§ Task
Copy out all lines in the data below containing the string "Gini".

§ Figure content listings
▼

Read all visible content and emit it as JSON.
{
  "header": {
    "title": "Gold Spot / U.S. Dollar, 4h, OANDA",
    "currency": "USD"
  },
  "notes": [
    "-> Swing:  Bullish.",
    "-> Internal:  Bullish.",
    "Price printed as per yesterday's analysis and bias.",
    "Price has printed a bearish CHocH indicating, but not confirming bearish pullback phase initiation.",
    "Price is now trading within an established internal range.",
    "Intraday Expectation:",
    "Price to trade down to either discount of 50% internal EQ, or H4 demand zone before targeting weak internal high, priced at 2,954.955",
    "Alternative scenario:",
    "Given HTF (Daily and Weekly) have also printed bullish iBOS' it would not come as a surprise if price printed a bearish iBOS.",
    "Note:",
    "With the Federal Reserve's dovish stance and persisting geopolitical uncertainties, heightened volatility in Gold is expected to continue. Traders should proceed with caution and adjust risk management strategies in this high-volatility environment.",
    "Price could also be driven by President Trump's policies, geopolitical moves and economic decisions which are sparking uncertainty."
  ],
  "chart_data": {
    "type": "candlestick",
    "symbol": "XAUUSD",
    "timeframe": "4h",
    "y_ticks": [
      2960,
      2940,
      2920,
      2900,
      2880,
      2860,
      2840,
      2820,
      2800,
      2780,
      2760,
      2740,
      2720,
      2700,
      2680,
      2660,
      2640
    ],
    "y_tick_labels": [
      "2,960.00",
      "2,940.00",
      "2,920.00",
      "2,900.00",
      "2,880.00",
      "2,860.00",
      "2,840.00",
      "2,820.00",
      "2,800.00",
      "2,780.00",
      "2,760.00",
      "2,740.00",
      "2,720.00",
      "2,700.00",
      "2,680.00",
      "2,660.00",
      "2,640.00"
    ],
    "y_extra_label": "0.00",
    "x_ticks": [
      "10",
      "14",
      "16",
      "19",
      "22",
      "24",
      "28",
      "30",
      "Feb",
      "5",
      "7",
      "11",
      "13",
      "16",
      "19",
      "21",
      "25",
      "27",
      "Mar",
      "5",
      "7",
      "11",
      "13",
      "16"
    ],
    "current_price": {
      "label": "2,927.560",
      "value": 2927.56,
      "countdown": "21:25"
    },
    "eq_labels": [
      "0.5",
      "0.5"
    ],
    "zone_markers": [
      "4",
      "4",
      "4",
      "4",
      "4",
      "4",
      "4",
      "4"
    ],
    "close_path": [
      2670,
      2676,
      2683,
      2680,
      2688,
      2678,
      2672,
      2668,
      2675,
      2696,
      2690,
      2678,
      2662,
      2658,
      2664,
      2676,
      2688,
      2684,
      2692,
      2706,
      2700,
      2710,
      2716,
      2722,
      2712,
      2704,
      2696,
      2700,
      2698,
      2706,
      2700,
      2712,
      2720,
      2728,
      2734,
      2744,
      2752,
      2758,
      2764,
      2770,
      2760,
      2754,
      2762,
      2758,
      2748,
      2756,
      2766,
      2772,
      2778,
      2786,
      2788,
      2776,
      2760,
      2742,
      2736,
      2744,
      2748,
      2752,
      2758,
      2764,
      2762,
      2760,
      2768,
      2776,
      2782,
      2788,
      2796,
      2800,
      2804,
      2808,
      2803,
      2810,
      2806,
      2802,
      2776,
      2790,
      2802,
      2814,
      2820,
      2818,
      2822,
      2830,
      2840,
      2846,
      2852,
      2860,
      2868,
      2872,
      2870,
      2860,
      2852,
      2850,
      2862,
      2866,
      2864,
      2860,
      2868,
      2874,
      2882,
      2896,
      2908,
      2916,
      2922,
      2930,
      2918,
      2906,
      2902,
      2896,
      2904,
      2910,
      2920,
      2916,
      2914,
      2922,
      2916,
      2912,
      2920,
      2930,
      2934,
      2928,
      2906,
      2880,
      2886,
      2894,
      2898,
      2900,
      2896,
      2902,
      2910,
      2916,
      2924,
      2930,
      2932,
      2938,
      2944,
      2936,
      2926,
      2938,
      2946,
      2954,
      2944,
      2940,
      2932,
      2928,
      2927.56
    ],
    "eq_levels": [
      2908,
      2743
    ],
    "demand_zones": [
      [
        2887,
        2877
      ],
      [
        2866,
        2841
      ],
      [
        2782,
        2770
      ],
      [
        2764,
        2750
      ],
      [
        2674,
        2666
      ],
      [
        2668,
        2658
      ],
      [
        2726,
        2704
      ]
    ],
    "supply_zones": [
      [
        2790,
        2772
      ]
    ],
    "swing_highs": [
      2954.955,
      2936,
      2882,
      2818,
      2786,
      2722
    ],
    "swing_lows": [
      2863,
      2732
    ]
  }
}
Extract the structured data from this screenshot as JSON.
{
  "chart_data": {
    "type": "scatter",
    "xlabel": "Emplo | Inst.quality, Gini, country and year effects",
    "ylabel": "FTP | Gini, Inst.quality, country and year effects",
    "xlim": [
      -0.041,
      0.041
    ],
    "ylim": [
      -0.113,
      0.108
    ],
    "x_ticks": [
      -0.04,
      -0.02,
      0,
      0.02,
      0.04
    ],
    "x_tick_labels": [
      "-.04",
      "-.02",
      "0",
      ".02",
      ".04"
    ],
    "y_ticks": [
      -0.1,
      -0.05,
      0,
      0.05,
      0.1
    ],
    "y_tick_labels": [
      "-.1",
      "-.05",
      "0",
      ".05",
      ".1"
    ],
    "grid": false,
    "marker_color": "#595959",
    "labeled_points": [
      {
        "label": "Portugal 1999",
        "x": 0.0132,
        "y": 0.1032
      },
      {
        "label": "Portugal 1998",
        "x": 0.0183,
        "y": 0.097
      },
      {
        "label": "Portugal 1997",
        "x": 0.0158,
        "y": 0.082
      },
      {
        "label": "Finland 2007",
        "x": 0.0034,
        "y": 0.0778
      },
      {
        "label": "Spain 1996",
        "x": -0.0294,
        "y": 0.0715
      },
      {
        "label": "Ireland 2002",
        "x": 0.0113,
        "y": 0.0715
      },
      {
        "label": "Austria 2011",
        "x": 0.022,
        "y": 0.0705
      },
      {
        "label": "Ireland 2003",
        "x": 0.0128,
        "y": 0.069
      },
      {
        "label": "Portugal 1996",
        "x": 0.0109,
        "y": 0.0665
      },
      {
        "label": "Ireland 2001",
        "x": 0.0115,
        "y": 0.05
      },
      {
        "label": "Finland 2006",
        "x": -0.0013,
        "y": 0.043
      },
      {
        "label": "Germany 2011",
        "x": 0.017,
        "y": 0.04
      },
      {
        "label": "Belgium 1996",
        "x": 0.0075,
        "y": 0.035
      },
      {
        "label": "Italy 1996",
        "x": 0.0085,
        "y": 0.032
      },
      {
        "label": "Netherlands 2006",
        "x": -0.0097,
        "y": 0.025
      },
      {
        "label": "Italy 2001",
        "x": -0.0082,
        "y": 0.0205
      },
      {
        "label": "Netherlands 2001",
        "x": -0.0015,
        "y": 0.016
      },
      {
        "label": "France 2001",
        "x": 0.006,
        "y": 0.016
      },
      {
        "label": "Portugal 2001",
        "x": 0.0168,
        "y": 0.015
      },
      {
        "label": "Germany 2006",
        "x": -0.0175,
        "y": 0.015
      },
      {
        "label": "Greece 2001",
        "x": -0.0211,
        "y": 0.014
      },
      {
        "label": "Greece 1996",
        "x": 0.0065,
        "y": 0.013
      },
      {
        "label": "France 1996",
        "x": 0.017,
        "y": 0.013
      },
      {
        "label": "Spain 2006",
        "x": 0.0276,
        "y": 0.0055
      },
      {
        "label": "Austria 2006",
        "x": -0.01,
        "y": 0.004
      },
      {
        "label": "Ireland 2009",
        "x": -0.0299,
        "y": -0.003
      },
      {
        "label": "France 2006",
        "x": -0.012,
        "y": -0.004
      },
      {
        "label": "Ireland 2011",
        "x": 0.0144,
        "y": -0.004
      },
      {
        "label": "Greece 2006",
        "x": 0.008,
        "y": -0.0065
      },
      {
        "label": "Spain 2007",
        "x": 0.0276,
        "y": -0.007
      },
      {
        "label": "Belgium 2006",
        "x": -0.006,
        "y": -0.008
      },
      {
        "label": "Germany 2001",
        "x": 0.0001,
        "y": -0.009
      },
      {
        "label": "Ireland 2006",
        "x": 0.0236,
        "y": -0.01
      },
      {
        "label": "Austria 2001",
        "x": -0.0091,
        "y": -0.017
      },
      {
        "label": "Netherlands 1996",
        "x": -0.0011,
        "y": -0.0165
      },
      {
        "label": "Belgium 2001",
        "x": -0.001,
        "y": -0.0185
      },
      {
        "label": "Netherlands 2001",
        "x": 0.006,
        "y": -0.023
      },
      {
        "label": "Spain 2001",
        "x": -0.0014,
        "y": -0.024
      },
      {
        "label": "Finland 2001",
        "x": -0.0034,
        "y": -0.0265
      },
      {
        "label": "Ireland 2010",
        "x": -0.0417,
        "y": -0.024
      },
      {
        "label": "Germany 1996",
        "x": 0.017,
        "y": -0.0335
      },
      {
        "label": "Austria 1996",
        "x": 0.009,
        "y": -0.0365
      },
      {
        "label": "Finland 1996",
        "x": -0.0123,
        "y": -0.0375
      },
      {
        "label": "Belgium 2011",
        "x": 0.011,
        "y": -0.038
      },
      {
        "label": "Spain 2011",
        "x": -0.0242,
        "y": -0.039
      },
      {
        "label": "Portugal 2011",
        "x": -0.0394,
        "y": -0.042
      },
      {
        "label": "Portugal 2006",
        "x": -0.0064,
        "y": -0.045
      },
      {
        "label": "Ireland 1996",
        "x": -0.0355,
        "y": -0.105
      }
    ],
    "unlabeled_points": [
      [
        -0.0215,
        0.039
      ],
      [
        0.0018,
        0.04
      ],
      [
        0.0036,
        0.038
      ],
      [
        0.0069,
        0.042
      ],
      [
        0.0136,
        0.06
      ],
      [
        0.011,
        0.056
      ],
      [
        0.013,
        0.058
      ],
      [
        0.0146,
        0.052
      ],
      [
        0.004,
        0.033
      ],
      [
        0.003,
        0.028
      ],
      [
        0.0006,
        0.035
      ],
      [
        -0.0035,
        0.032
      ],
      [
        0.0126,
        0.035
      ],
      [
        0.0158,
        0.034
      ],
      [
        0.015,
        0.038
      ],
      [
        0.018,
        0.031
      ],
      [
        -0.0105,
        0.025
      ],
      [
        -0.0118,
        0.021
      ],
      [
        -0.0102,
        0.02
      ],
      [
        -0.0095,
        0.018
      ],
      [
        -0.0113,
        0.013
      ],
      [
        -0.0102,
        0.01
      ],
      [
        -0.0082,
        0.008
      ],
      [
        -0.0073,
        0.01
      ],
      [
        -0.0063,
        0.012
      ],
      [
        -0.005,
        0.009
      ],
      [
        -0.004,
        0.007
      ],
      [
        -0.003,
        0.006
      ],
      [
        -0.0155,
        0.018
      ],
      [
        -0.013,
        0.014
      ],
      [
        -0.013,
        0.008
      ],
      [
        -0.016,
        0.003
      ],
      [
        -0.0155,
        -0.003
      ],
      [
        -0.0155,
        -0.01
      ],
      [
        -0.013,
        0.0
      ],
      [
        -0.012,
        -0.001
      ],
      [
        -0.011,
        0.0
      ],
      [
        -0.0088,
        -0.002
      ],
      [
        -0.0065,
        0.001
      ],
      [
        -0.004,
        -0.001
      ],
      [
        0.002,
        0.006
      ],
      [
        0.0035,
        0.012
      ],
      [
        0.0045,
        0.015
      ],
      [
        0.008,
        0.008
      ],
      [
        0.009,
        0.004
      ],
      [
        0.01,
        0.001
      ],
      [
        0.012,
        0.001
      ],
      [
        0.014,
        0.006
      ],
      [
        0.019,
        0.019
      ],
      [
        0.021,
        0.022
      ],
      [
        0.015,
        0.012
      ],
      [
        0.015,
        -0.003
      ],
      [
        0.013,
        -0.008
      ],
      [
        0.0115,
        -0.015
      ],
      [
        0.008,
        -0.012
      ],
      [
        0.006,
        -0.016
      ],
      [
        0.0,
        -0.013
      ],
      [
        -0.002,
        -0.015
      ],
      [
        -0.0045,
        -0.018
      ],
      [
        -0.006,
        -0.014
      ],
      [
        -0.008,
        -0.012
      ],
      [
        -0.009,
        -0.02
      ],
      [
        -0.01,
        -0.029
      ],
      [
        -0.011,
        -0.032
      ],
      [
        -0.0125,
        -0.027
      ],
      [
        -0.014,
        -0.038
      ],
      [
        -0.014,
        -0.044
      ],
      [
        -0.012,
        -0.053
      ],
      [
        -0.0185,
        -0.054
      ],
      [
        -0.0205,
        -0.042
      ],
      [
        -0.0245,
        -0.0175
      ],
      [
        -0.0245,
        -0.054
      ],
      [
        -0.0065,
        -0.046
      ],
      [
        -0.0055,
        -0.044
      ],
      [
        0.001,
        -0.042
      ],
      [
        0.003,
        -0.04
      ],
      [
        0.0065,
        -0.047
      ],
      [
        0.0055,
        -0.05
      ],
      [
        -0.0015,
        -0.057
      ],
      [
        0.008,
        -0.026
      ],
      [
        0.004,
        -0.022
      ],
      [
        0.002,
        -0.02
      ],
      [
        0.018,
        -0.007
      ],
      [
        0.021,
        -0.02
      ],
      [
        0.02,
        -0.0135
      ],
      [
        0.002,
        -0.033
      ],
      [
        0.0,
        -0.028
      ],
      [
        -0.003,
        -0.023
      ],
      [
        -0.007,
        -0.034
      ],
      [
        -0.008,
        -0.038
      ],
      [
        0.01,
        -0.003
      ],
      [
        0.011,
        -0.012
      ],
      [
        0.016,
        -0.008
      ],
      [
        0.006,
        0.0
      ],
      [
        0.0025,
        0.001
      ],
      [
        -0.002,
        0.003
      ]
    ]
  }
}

▲

§ Reply to the task
    "xlabel": "Emplo | Inst.quality, Gini, country and year effects",
    "ylabel": "FTP | Gini, Inst.quality, country and year effects",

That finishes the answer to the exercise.